> **Requirements**:
Select the lines that contain "screenshot" and copy each of them.
★ ★ ★
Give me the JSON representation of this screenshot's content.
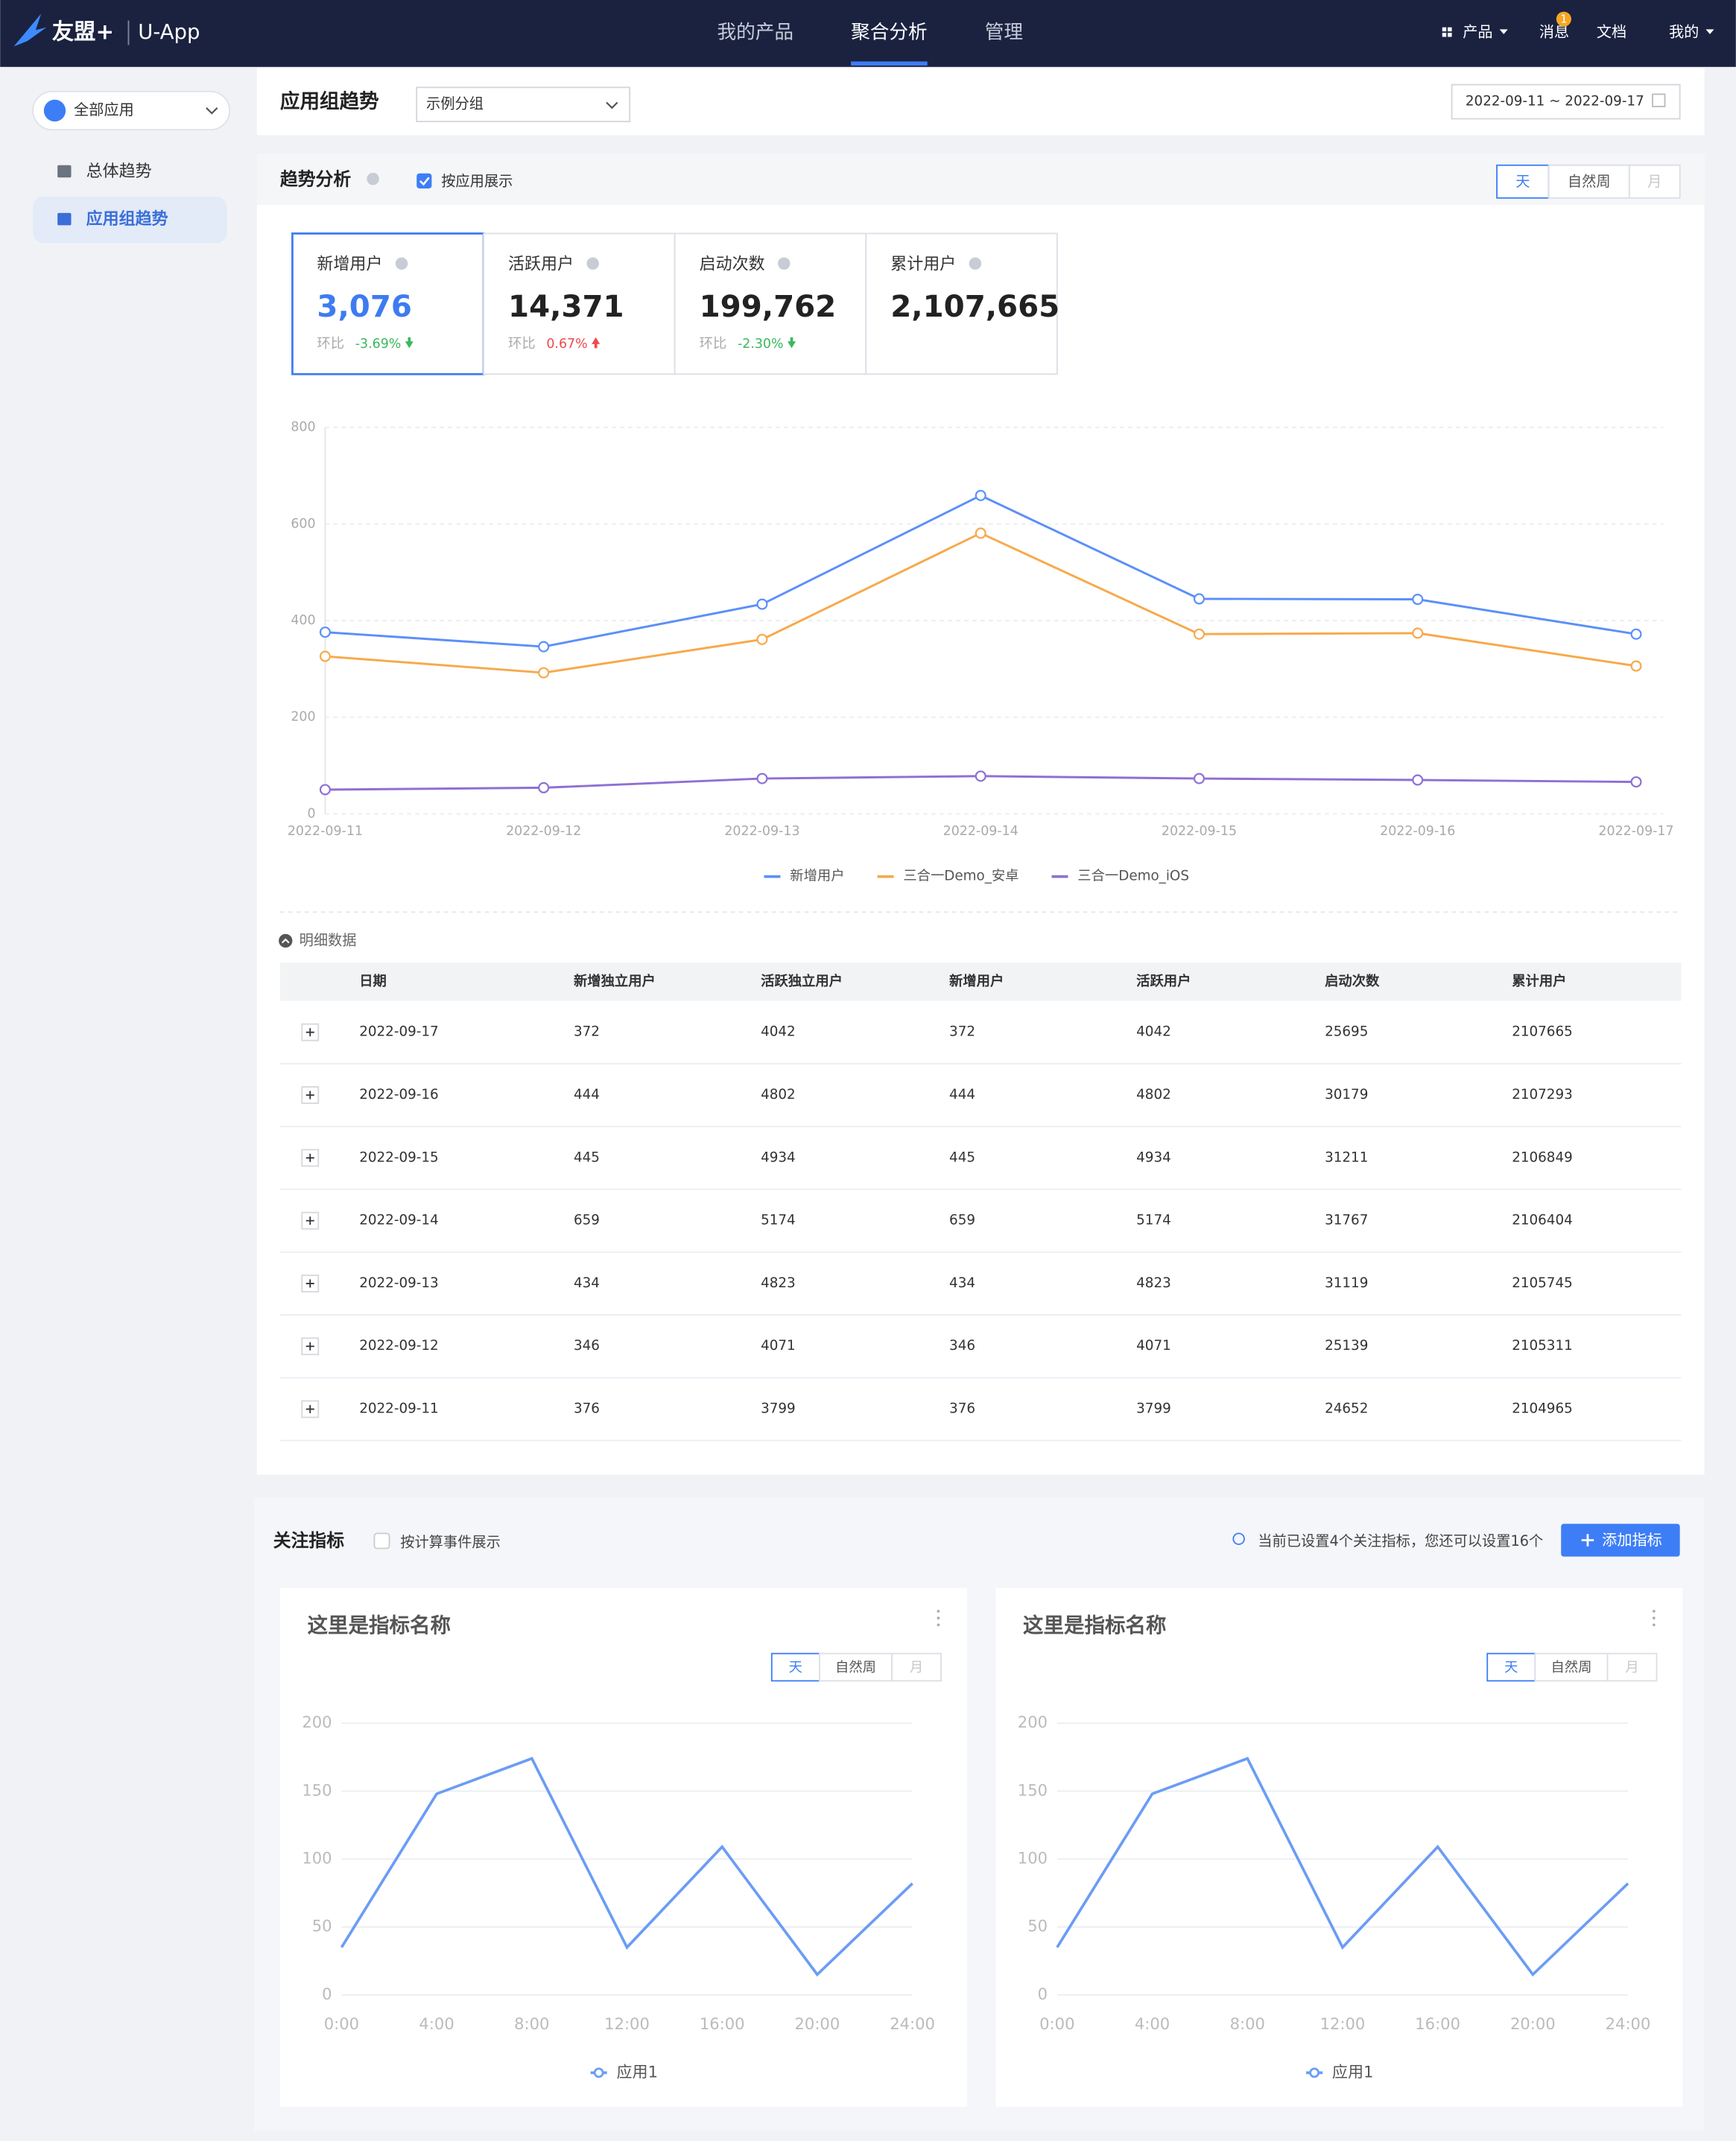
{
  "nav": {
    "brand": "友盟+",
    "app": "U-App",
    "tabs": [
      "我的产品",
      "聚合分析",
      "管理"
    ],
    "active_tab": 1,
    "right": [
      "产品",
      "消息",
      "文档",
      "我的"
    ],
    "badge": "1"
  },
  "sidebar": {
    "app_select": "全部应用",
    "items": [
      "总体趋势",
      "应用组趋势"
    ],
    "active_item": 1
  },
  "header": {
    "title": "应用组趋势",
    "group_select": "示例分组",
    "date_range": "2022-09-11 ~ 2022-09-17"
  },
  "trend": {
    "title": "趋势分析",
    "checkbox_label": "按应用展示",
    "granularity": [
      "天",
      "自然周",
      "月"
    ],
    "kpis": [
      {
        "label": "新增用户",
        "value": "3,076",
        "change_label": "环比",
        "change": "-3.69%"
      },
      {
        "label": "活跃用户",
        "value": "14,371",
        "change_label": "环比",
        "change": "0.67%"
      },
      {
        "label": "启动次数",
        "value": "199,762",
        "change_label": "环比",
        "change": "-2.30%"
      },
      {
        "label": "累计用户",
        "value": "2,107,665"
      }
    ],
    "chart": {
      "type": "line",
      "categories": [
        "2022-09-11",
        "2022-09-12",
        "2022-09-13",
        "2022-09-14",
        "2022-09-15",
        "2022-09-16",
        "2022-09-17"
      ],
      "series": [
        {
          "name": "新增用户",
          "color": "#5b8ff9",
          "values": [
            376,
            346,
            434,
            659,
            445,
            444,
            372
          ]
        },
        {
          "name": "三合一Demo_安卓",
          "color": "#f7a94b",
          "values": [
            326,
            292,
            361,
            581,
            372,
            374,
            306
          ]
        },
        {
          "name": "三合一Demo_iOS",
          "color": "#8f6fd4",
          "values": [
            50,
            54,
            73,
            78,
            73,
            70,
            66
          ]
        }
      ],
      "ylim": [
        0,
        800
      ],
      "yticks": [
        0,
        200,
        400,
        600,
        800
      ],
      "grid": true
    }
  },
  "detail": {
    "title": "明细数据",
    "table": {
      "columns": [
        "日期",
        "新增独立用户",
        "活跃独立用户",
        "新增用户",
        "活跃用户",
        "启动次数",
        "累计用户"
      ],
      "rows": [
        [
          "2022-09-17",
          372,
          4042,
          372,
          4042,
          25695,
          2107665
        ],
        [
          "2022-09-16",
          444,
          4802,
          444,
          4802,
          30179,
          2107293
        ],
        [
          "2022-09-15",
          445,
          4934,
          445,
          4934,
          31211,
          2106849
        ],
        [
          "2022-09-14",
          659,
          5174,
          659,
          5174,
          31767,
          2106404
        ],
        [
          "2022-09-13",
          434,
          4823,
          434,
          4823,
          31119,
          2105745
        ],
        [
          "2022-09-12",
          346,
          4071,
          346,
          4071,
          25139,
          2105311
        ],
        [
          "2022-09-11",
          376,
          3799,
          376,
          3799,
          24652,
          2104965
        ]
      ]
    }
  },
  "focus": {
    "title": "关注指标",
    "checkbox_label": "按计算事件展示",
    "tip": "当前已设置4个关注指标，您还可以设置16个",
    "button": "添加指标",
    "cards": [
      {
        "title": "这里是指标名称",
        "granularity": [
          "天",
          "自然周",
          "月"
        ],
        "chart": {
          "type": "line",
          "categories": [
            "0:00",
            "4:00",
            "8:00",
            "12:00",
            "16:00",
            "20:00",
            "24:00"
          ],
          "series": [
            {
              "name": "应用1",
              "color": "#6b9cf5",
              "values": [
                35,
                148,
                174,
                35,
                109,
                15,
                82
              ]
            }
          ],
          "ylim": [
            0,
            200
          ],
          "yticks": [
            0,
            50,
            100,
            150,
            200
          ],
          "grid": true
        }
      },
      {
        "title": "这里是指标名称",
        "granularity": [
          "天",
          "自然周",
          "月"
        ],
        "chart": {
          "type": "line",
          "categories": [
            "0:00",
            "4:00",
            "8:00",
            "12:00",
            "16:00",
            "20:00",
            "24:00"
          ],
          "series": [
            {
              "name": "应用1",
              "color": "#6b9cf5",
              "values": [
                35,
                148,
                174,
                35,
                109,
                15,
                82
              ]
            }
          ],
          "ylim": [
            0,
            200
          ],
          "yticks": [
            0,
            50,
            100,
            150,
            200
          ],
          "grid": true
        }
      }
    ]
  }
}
★ ★ ★
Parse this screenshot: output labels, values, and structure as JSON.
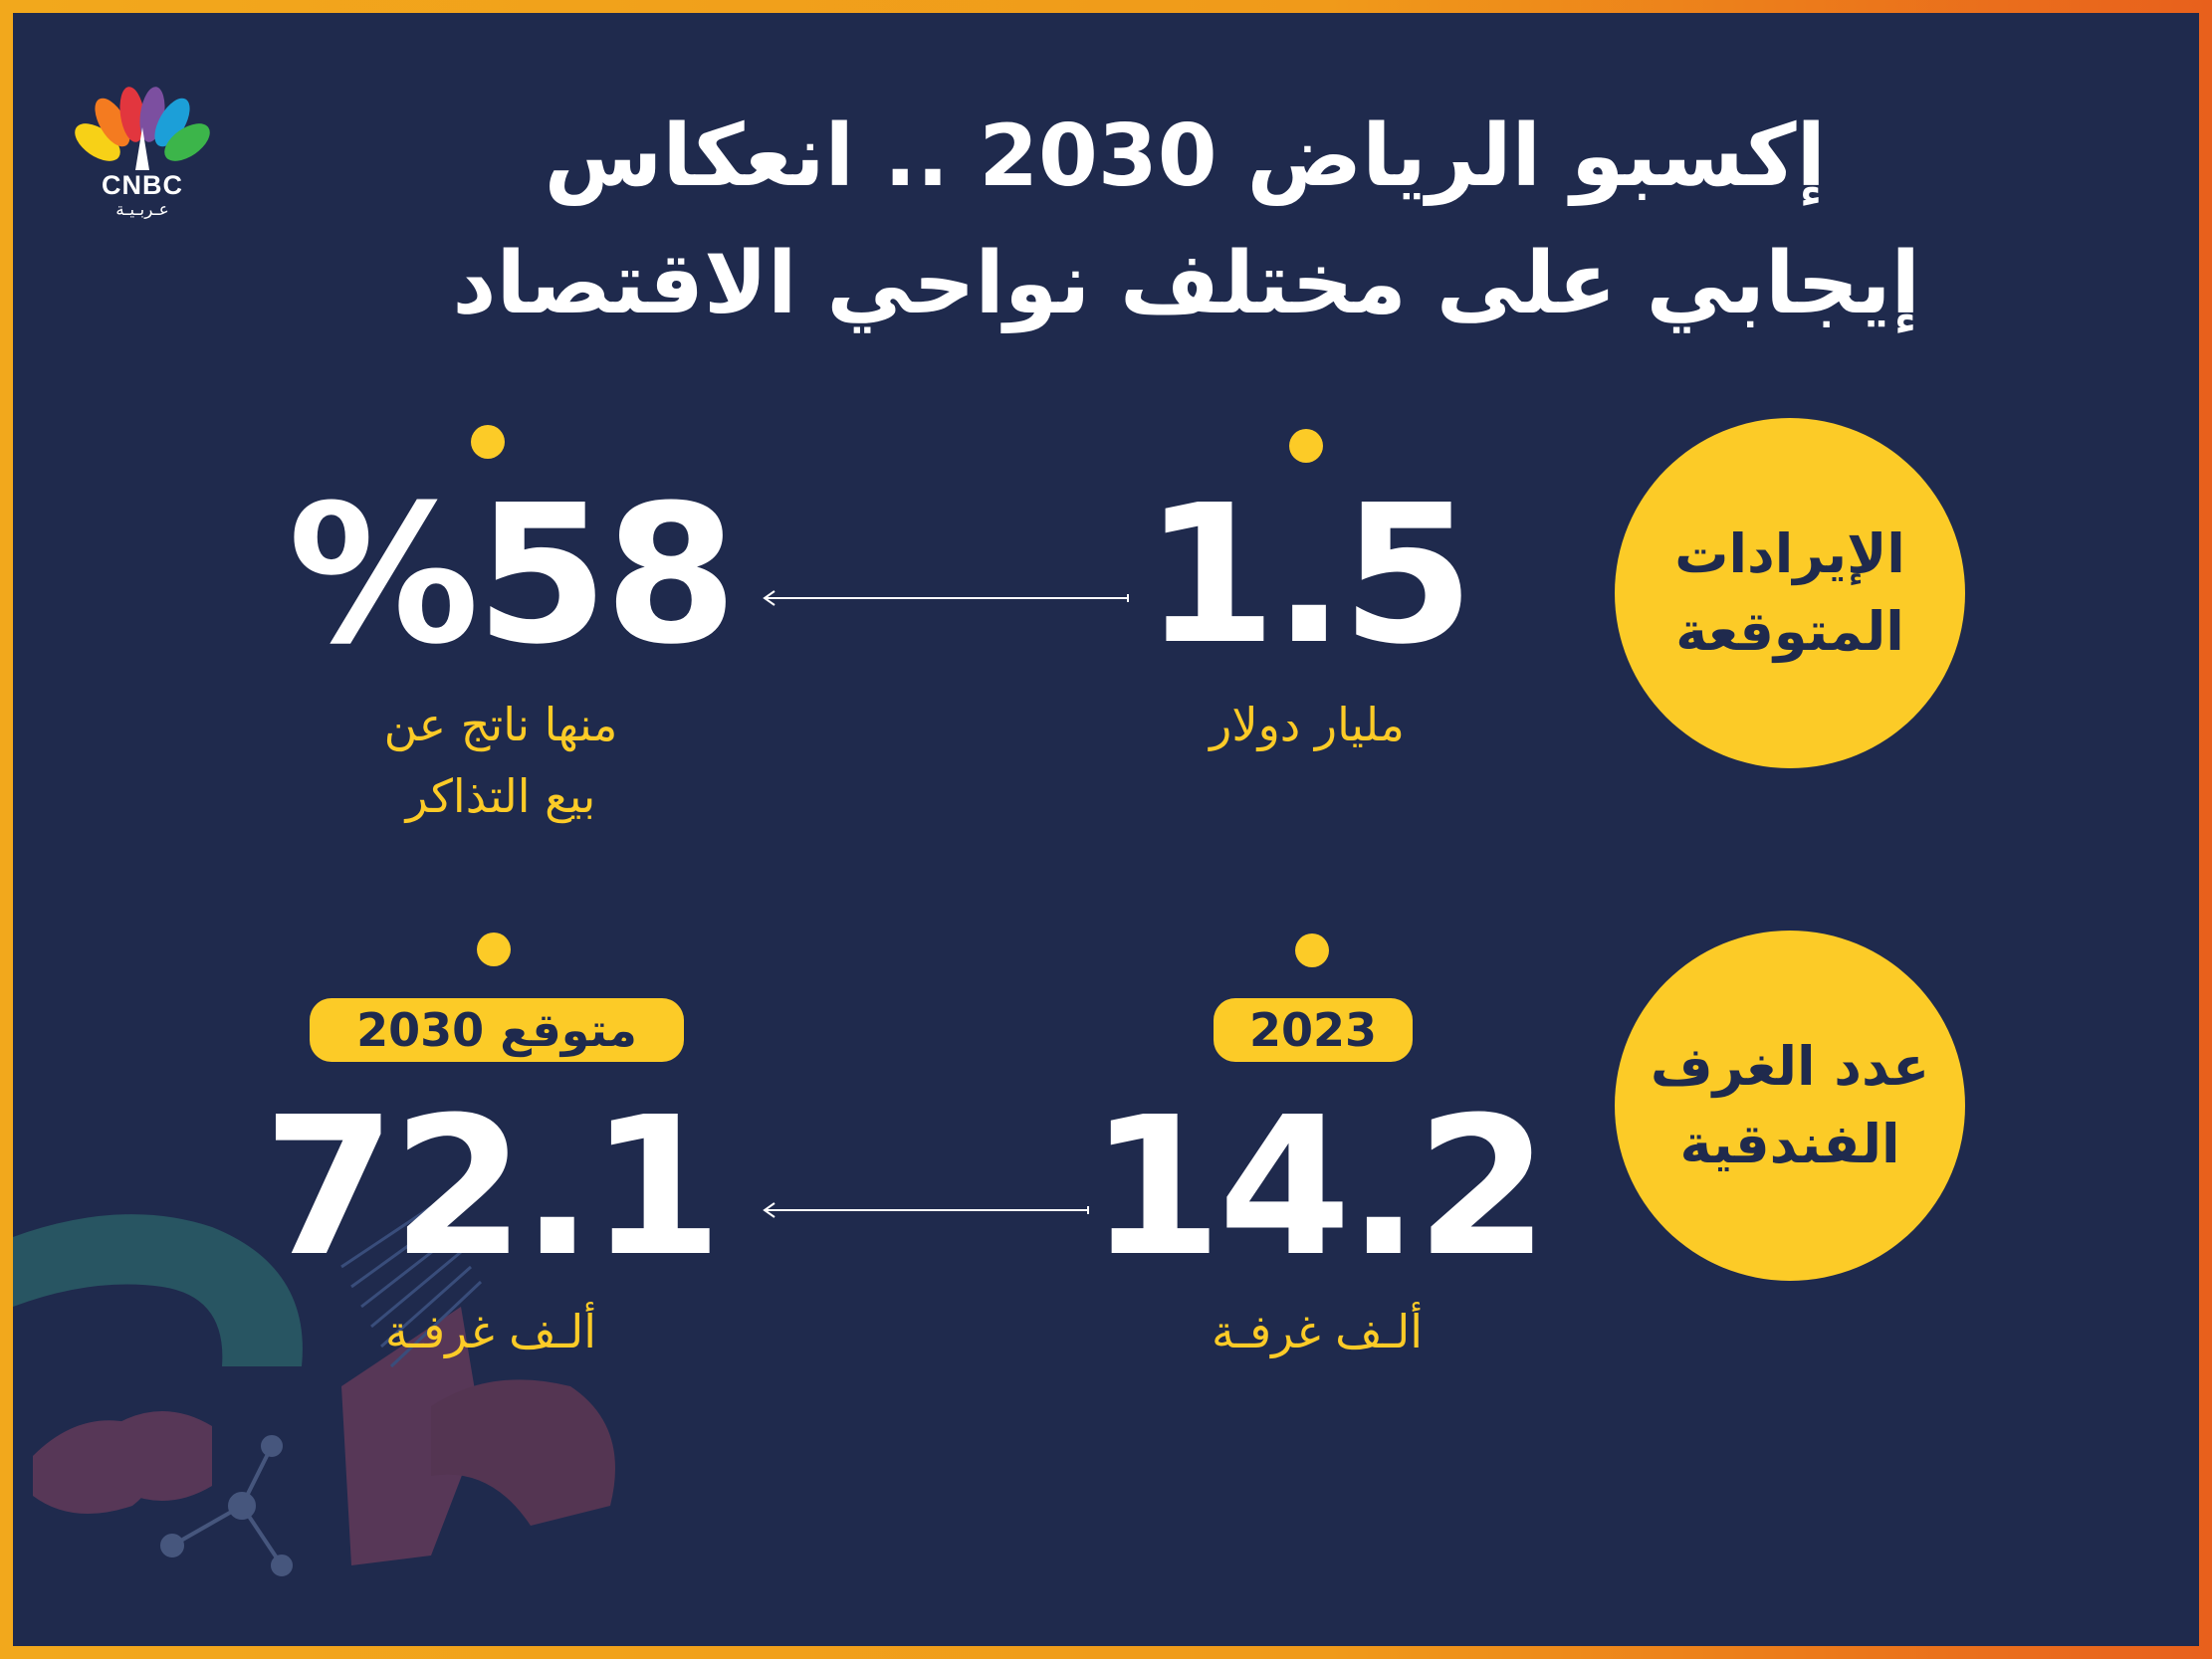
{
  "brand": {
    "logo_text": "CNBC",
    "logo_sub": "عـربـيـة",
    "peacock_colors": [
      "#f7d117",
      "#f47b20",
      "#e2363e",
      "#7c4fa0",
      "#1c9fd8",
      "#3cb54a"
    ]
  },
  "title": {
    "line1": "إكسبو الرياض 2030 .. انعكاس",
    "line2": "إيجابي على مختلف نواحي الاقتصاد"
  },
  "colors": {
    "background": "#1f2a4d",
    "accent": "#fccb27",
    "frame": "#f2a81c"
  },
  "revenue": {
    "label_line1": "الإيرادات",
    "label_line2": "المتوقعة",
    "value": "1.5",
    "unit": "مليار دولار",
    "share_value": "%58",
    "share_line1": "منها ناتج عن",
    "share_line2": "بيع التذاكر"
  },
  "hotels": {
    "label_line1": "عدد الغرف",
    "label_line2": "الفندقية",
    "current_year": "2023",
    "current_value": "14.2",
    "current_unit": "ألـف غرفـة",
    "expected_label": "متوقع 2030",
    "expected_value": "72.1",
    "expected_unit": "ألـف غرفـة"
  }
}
★ ★ ★
> **Full response**:
Give me the JSON representation of this screenshot's content.
Parse this screenshot: output labels, values, and structure as JSON.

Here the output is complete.